• Задание: Напишите продолжение текста о бегстве королевской семьи из Парижа, начиная сразу после его последнего предложения.

Так как несколько рассказов об истории бегства расходятся в деталях, невозможно точно сказать, насколько большую часть этого лабиринта они исследовали или сколько времени прошло, когда они вышли на улицу Сент-Оноре и прошли по ее освещенным тротуарам сотню ярдов, чтобы найти других членов королевской семьи, находящихся вне себя от душевных страданий. Король, если верить рассказу гувернантки, продемонстрировал любовь, которая часто изо всех сил старалась выразить себя в годы, когда вокруг царила роскошь и главенствовал протокол. Он обнял свою королеву, страстно поцеловал ее и несколько раз воскликнул: «Как я счастлив видеть вас!»
Господин де Ферсен, знавший, какие шутки могут сыграть улицы, вместо того чтобы попытаться добраться до северо-восточной границы города, проехав через Париж в самом широком его месте, направил фиакр на восток вдоль улицы Сент-Оноре и по извилистому предместью Сент-Антуан, все время правя в направлении Бастилии, где он повернул налево и поехал вдоль бульваров, пока наконец после путешествия длиной более пятнадцати километров не добрался до выезда из города у заставы Сен-Мартин. Он мог, конечно, повернуть налево гораздо раньше, у церкви Сен-Мерри, и двигаться по удобной прямой гипотенузе, которой являлась улица Сен-Мартин. Но легко давать указания после свершившегося события. Все говорили, что вся операция проходила гораздо лучше, чем могла бы. Когда построенный по специальному заказу экипаж промчался через лес Бонди и выехал на равнины Брие и Шампани, минуя точку, когда вести из Парижа могли бы догнать их, король заявил, что он весьма доволен. Он представил себе тот эффект, который произведет его обращение к «французам и прежде всего парижанам» на Национальное собрание и с неприкрытой радостью известил других пассажиров экипажа: «И вот я вырвался из Парижа, где мне пришлось проглотить столько желчи. Могу сказать вам, что, как только я снова окажусь в седле, вы увидите человека, совершенно отличающегося от того, которого видели до сих пор!»

[Листинг данных]
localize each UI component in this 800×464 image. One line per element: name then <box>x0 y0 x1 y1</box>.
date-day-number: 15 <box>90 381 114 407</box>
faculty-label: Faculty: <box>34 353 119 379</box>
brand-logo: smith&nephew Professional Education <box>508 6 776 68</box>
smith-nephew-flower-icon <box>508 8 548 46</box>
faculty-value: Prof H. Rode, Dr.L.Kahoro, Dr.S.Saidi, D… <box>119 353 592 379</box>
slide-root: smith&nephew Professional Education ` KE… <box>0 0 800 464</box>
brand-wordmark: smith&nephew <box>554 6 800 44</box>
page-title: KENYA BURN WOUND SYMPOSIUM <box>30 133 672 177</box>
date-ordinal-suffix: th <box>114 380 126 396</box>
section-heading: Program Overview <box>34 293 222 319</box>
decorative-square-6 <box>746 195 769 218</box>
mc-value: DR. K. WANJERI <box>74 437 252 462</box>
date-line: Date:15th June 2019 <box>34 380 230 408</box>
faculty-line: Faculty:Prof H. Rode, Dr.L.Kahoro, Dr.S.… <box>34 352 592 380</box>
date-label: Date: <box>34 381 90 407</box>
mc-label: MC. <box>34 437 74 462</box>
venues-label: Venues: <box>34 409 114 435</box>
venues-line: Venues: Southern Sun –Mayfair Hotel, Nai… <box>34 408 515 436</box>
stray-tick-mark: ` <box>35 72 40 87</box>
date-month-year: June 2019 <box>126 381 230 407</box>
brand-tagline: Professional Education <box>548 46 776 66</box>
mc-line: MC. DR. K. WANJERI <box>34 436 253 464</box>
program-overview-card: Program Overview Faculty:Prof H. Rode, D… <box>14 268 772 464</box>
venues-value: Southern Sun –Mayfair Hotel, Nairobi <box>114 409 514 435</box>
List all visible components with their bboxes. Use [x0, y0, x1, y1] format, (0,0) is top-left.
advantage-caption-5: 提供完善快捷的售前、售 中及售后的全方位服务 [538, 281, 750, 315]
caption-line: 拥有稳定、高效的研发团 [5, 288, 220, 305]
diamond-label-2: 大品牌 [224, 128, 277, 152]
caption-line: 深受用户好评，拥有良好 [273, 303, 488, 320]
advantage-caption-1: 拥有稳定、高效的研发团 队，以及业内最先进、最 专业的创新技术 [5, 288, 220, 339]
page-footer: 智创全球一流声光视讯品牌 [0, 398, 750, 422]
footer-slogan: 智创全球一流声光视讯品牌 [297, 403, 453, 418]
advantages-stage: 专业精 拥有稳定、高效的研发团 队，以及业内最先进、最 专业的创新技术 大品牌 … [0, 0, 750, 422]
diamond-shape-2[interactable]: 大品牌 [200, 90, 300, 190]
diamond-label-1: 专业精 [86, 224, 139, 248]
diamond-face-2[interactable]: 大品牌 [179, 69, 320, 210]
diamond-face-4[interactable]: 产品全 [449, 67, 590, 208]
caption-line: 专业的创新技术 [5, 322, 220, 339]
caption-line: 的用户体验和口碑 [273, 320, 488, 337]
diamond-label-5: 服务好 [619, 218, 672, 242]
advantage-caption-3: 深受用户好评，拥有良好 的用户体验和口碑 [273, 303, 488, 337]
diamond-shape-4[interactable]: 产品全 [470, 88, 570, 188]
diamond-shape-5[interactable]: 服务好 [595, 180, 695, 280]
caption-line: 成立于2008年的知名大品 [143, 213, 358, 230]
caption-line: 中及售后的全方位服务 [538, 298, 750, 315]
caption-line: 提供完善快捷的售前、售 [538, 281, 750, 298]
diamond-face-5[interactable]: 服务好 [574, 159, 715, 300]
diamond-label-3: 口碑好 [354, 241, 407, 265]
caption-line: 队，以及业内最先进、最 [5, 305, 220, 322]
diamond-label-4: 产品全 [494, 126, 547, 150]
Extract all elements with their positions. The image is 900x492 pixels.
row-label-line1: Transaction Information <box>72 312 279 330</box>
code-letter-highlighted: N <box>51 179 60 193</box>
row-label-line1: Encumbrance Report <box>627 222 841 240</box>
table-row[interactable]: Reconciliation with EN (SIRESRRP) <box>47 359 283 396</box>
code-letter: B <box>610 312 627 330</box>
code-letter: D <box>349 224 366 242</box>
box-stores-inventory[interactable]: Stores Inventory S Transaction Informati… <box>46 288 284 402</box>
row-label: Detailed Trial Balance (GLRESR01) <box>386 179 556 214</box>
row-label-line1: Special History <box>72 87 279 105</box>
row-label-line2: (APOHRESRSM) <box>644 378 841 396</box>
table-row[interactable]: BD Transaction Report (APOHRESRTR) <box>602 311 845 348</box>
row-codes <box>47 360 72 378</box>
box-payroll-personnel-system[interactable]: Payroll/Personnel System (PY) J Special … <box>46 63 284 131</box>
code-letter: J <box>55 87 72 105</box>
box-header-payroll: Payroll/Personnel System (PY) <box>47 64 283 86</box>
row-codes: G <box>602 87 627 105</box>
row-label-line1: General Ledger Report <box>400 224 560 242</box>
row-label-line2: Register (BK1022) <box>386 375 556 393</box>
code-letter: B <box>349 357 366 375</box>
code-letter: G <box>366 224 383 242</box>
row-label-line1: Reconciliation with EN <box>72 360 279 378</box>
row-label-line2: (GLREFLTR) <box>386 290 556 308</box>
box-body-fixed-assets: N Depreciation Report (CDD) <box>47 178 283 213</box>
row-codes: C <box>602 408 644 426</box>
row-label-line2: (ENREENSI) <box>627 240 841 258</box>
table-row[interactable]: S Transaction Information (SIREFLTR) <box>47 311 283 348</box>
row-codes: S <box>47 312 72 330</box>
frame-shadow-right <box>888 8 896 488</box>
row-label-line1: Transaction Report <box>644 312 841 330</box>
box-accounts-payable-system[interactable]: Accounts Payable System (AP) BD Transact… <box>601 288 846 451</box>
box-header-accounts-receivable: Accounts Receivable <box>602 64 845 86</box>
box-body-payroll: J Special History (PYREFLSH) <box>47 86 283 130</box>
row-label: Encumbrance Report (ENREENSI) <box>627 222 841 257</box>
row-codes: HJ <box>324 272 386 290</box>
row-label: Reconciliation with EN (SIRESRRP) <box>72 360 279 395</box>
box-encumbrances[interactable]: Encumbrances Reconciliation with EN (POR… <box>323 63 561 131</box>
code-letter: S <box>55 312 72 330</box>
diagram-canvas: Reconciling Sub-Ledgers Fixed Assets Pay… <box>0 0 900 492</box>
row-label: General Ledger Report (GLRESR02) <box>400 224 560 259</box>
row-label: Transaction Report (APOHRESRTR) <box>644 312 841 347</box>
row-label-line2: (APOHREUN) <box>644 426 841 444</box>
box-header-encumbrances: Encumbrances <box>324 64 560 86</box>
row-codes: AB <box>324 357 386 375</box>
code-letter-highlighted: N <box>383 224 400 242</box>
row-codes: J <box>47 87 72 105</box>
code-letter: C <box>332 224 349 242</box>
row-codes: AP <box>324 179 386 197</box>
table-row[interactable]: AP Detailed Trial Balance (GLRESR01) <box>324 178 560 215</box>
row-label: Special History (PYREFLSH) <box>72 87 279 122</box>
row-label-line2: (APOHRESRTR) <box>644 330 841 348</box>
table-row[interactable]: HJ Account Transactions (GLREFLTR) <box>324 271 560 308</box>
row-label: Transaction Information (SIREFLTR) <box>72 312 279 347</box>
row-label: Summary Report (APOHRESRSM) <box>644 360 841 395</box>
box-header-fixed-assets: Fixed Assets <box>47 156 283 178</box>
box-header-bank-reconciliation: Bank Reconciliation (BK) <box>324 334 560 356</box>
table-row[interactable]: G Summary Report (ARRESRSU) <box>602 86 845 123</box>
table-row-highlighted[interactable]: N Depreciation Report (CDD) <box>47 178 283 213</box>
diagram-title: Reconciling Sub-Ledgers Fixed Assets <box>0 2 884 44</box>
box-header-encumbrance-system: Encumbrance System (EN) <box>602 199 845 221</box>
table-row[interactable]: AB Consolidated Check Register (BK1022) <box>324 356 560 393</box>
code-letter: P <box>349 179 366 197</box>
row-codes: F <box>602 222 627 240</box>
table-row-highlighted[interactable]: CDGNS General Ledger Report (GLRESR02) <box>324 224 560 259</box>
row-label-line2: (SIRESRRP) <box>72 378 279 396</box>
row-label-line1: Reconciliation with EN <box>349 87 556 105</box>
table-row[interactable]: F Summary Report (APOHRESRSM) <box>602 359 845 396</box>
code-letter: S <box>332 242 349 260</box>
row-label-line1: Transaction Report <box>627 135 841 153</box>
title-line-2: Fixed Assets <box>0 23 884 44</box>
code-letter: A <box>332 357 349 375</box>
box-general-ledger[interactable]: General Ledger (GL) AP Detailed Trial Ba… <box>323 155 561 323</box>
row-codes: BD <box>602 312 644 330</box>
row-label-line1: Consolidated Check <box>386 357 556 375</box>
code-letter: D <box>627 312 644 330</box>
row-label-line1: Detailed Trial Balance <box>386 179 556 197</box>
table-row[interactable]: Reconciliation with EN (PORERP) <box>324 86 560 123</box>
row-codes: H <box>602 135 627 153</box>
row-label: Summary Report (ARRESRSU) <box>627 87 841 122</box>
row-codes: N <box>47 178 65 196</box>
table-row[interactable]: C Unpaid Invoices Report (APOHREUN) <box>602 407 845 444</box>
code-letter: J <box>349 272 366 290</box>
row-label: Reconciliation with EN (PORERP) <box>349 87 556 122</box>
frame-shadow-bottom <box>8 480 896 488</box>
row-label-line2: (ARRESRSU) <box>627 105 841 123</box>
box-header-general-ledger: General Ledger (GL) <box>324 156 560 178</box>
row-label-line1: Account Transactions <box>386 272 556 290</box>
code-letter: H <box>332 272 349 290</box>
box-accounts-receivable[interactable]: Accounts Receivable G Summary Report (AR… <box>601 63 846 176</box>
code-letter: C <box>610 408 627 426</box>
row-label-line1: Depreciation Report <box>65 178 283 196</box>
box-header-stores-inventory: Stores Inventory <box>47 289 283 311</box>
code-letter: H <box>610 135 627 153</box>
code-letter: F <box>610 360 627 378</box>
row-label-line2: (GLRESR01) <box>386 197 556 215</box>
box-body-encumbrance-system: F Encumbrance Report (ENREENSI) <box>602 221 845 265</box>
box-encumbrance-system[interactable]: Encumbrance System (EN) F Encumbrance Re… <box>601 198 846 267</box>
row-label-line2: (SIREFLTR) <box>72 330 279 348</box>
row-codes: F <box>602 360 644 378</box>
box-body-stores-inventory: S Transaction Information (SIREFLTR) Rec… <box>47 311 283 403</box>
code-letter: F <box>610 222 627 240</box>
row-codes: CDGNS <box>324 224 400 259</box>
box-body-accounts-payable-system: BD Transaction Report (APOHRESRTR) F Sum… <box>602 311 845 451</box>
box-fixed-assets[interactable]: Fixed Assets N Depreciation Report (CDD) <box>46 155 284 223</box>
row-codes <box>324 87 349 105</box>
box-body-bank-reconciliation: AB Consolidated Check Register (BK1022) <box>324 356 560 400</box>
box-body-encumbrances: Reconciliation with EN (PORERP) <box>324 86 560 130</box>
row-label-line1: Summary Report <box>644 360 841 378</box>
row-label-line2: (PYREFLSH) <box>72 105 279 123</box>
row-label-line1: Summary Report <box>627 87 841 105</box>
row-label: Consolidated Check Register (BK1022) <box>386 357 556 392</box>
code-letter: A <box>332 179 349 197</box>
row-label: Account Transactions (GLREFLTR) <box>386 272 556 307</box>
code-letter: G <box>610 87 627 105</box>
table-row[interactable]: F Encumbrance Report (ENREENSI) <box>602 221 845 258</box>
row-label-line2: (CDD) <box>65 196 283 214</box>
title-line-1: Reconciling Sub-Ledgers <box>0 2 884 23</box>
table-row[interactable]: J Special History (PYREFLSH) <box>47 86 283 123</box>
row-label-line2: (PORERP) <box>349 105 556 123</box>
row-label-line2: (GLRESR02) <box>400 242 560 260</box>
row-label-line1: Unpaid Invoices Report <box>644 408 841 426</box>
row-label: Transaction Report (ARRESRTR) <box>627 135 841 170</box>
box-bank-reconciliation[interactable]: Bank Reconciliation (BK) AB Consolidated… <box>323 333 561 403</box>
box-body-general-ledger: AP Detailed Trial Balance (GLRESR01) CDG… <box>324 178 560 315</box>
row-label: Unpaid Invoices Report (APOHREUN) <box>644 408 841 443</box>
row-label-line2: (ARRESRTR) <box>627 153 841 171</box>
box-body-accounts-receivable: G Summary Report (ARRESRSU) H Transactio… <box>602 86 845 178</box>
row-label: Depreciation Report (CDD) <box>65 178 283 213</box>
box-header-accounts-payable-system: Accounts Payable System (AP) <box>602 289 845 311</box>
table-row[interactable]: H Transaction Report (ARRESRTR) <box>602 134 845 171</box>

• Готовое решение:
Его оптимизм на данном этапе поездки был полностью оправдан. На самом деле, если бы не долгие задержки в Париже, они добрались бы до Понт-де-Сом-весль, расположенного в ста восьмидесяти километрах к востоку, раньше, чем верные королю войска оказались вынужденными сняться с лагеря под давлением что-то заподозрившей толпы. И им не пришлось бы привлекать к себе внимание жителей города Сен-Менеульда, один из которых – сын почтмейстера – узнал короля по изображению на монете. Это случилось в восемь часов вечера 21 июня 1791 г.: путешествие едва ли продолжалось шесть с половиной часов. Приблизительно в это же время один из тех неутомимых парижских острословов, которых было полно даже в самые тяжелые времена, прилепил к стене дворца Тюильри листок бумаги:
«Жителям сообщают, что толстяк бежал из Тю-ильри. Всякого, кто встретит его, просят – в обмен на скромное вознаграждение – привезти его домой».
16 октября 1793 г.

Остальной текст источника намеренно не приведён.